▶ **WHAT YOU SHOULD DO**
Print the full listing exactly.

####

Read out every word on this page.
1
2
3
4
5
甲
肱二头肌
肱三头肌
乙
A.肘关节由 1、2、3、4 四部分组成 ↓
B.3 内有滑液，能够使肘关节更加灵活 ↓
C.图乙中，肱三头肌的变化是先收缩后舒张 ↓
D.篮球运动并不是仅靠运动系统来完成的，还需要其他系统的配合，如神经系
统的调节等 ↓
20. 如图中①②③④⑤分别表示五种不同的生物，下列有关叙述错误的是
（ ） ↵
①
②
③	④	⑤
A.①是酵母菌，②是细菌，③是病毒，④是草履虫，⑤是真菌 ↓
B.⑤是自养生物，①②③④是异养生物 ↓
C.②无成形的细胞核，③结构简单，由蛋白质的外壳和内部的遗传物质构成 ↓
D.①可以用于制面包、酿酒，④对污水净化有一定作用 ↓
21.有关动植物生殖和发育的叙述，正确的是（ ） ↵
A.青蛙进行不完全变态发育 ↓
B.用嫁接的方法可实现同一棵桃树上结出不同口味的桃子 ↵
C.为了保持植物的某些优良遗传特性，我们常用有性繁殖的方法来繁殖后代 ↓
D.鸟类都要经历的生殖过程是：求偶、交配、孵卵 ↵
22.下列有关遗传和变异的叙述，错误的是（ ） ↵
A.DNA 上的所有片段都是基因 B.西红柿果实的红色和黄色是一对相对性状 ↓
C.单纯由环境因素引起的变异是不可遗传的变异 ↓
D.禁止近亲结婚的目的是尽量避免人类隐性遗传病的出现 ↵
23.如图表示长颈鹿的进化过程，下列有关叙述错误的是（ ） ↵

####

▶ **COMPLETED EXERCISE**
Read out every word on this page.
1
2
3
4
5
甲
肱二头肌
肱三头肌
乙
A.肘关节由 1、2、3、4 四部分组成 ↓
B.3 内有滑液，能够使肘关节更加灵活 ↓
C.图乙中，肱三头肌的变化是先收缩后舒张 ↓
D.篮球运动并不是仅靠运动系统来完成的，还需要其他系统的配合，如神经系
统的调节等 ↓
20. 如图中①②③④⑤分别表示五种不同的生物，下列有关叙述错误的是
（ ） ↵
①
②
③	④	⑤
A.①是酵母菌，②是细菌，③是病毒，④是草履虫，⑤是真菌 ↓
B.⑤是自养生物，①②③④是异养生物 ↓
C.②无成形的细胞核，③结构简单，由蛋白质的外壳和内部的遗传物质构成 ↓
D.①可以用于制面包、酿酒，④对污水净化有一定作用 ↓
21.有关动植物生殖和发育的叙述，正确的是（ ） ↵
A.青蛙进行不完全变态发育 ↓
B.用嫁接的方法可实现同一棵桃树上结出不同口味的桃子 ↵
C.为了保持植物的某些优良遗传特性，我们常用有性繁殖的方法来繁殖后代 ↓
D.鸟类都要经历的生殖过程是：求偶、交配、孵卵 ↵
22.下列有关遗传和变异的叙述，错误的是（ ） ↵
A.DNA 上的所有片段都是基因 B.西红柿果实的红色和黄色是一对相对性状 ↓
C.单纯由环境因素引起的变异是不可遗传的变异 ↓
D.禁止近亲结婚的目的是尽量避免人类隐性遗传病的出现 ↵
23.如图表示长颈鹿的进化过程，下列有关叙述错误的是（ ） ↵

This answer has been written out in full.